━━━ RAW DATA

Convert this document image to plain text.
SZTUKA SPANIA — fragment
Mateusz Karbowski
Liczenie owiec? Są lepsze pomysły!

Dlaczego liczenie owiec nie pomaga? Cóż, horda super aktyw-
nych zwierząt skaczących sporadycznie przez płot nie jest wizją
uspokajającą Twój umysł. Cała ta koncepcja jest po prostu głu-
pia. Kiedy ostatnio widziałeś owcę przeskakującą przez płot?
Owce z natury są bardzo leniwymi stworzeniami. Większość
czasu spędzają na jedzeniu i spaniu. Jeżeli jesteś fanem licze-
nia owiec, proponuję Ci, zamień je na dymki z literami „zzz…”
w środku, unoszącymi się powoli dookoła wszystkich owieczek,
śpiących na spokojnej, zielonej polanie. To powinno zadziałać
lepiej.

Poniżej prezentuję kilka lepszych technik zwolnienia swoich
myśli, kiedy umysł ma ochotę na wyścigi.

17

━━━━━━

TASK DETAILS
Reproduce the material above exactly; please quote every line of it.

WRITTEN ANSWER
Convert this document image to plain text.
SZTUKA SPANIA — fragment
Mateusz Karbowski
Liczenie owiec? Są lepsze pomysły!

Dlaczego liczenie owiec nie pomaga? Cóż, horda super aktyw-
nych zwierząt skaczących sporadycznie przez płot nie jest wizją
uspokajającą Twój umysł. Cała ta koncepcja jest po prostu głu-
pia. Kiedy ostatnio widziałeś owcę przeskakującą przez płot?
Owce z natury są bardzo leniwymi stworzeniami. Większość
czasu spędzają na jedzeniu i spaniu. Jeżeli jesteś fanem licze-
nia owiec, proponuję Ci, zamień je na dymki z literami „zzz…”
w środku, unoszącymi się powoli dookoła wszystkich owieczek,
śpiących na spokojnej, zielonej polanie. To powinno zadziałać
lepiej.

Poniżej prezentuję kilka lepszych technik zwolnienia swoich
myśli, kiedy umysł ma ochotę na wyścigi.

17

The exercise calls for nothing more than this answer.